- TASK
In the entries that follow, find the word "Best" and report each line it is on.

################

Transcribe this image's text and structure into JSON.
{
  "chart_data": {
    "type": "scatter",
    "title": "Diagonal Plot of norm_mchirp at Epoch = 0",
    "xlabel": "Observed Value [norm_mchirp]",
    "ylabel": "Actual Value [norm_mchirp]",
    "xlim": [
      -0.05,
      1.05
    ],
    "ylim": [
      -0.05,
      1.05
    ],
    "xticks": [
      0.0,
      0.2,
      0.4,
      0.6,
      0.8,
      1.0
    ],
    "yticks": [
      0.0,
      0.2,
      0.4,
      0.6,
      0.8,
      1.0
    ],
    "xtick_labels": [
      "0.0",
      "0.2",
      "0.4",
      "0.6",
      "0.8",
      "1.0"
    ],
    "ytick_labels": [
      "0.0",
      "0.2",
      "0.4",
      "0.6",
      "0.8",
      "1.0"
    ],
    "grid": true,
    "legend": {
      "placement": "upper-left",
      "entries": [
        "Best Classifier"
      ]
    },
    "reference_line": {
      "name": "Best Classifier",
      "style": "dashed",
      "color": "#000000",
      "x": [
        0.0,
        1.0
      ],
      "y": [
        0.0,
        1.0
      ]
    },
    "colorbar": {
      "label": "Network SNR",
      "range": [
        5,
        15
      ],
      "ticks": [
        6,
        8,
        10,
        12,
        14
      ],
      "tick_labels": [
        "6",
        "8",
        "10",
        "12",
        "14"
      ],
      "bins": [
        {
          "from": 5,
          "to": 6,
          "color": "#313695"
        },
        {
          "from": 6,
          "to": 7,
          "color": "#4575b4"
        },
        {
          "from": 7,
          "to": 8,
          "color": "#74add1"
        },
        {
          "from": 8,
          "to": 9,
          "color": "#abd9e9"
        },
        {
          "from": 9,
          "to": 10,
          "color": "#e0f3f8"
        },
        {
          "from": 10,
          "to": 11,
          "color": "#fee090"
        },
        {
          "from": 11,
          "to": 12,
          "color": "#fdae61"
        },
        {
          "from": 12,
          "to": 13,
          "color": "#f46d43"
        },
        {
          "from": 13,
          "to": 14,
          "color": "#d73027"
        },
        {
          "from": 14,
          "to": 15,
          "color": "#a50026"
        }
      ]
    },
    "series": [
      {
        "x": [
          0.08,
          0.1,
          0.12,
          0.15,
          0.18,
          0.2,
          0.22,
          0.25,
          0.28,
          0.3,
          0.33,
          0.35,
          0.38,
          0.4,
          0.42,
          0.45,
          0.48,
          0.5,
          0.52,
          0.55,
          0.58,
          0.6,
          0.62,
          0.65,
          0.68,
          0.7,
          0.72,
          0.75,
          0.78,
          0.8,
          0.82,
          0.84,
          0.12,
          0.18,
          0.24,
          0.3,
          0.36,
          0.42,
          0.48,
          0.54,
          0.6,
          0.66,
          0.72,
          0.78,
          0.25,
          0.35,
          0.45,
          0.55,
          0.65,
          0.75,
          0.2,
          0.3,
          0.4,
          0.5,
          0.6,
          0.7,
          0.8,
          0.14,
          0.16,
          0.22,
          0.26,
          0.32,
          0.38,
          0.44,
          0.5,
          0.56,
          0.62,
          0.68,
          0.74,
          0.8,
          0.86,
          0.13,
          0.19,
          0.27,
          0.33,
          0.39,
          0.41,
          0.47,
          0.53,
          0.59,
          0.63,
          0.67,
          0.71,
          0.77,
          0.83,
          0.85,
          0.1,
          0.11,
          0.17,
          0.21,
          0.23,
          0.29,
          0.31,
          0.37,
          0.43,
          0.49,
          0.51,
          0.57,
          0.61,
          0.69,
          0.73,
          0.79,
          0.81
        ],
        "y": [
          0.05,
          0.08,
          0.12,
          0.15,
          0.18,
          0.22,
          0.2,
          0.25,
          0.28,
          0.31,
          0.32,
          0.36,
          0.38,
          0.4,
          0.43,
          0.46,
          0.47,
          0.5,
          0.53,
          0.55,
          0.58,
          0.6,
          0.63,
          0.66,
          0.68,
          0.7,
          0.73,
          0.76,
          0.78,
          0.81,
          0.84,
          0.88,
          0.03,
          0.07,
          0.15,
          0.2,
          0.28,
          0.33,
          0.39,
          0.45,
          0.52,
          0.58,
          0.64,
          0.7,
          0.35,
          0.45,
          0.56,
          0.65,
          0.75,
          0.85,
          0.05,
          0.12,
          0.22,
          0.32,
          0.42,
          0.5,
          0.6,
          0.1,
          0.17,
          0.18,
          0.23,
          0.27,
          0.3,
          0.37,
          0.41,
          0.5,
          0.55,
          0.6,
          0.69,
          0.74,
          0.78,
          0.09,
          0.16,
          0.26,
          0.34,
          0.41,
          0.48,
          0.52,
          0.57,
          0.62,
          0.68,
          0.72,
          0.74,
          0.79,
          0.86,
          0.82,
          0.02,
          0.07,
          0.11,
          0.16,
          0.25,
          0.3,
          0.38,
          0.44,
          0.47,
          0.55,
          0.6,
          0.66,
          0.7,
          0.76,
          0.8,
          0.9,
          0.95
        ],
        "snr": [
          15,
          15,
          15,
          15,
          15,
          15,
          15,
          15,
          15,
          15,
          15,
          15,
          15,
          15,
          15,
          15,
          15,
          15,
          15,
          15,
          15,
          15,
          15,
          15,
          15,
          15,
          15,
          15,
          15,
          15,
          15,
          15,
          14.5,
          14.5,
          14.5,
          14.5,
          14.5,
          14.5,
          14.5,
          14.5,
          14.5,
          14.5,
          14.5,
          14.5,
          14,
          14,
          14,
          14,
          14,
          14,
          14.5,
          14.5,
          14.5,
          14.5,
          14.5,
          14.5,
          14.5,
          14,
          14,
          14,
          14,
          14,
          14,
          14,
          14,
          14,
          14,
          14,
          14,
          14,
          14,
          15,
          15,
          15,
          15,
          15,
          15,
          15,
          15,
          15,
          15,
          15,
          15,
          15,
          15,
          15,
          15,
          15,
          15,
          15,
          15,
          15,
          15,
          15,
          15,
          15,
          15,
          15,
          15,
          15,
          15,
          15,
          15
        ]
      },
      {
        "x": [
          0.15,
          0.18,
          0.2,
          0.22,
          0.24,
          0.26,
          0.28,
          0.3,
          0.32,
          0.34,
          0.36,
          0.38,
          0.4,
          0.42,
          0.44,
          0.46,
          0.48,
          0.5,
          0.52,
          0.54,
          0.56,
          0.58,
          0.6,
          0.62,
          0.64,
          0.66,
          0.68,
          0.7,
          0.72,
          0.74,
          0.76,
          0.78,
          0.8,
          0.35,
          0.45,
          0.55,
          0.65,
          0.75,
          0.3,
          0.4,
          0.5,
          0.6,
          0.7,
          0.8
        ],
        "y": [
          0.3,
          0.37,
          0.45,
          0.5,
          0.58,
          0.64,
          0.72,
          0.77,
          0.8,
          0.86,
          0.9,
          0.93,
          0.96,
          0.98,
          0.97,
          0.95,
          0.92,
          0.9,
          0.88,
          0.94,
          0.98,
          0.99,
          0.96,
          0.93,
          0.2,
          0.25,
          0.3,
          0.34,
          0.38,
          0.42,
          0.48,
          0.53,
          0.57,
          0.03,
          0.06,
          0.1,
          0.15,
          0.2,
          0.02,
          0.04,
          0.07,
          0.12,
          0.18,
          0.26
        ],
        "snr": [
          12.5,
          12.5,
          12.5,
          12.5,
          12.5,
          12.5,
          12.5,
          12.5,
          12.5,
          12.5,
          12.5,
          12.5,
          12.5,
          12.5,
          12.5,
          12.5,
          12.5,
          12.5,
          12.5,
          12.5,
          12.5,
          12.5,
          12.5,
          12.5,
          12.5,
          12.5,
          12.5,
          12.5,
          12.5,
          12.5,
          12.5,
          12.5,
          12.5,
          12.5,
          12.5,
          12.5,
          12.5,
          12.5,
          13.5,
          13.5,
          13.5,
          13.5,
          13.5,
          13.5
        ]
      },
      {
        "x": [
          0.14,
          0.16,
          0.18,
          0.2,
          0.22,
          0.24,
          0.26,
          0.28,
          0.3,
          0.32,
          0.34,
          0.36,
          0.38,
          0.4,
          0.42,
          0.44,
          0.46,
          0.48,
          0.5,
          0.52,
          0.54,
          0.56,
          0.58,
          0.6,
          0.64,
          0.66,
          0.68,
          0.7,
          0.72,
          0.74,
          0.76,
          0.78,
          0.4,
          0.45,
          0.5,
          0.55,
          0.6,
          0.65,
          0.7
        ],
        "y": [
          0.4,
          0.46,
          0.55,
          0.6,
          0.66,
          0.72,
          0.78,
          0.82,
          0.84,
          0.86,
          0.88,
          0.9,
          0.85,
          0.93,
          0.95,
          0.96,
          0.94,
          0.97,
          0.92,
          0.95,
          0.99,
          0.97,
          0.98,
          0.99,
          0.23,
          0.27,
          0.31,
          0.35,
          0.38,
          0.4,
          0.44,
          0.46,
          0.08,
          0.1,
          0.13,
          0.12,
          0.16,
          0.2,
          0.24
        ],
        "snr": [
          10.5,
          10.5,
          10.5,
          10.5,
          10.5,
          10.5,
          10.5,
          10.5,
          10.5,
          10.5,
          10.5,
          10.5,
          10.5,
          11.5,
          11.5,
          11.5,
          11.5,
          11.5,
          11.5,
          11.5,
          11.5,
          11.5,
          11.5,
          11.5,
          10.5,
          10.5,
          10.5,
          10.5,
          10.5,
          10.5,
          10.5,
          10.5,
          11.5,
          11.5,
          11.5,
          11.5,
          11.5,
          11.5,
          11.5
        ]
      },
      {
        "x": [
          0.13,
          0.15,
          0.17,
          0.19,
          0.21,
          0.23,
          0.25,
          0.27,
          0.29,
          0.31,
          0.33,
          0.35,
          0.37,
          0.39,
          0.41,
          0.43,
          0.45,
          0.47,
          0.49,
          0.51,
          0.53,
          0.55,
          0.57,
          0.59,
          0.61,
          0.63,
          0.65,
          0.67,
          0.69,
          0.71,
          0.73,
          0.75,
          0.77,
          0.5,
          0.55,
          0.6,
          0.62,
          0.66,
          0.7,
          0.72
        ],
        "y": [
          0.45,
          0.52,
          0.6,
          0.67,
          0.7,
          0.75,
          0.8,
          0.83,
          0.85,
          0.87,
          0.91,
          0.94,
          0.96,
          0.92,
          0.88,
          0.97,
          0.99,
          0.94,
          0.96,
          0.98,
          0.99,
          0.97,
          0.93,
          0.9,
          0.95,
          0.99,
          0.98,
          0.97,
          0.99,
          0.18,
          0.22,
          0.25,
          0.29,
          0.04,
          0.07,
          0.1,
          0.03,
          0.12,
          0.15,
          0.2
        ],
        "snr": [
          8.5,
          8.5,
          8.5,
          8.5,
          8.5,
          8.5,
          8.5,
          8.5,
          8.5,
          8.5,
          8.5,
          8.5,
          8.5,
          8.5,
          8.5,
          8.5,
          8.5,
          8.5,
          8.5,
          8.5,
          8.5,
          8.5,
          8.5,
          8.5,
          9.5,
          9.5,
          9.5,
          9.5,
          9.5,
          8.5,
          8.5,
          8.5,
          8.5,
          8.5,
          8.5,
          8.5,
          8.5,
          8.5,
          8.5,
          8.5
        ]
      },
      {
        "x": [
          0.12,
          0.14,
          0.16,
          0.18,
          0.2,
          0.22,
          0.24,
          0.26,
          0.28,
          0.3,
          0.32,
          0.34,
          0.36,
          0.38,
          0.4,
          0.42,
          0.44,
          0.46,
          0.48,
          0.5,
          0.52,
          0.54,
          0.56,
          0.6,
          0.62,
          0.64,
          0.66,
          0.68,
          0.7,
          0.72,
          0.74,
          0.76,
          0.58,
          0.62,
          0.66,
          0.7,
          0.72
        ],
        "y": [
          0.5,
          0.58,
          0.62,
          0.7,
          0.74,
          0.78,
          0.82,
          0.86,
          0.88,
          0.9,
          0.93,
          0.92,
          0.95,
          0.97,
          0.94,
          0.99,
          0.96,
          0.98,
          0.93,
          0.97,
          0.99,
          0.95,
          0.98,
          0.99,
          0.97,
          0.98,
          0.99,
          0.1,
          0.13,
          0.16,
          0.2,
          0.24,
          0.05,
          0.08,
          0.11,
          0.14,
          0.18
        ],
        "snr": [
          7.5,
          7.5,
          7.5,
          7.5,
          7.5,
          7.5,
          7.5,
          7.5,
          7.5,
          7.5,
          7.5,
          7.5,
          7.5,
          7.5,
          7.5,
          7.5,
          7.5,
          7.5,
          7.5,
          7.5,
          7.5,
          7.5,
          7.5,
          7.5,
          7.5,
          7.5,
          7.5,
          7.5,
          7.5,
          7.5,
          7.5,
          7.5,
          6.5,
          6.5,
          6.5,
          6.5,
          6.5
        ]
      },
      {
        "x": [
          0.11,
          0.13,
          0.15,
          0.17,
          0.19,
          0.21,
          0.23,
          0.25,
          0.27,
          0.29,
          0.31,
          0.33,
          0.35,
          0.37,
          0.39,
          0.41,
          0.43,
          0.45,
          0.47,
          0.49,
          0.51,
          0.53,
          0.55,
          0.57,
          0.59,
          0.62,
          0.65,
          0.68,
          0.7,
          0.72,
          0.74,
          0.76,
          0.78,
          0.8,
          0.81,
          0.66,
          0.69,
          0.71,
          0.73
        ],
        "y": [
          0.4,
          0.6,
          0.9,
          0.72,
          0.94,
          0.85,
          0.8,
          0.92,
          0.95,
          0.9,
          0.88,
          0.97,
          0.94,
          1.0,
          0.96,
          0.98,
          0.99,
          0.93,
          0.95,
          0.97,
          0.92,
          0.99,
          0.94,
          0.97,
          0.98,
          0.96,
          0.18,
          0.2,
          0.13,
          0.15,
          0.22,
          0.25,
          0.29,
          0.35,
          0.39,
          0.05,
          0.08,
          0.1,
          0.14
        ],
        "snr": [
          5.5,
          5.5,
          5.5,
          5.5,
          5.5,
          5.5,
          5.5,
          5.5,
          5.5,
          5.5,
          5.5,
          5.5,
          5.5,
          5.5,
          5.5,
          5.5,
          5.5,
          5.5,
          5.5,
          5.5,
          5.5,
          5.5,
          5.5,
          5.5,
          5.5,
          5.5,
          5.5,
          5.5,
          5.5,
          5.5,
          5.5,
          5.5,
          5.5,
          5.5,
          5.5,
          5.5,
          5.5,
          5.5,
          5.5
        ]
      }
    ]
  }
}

################

- EXERCISE SOLUTION
        "Best Classifier"
      "name": "Best Classifier",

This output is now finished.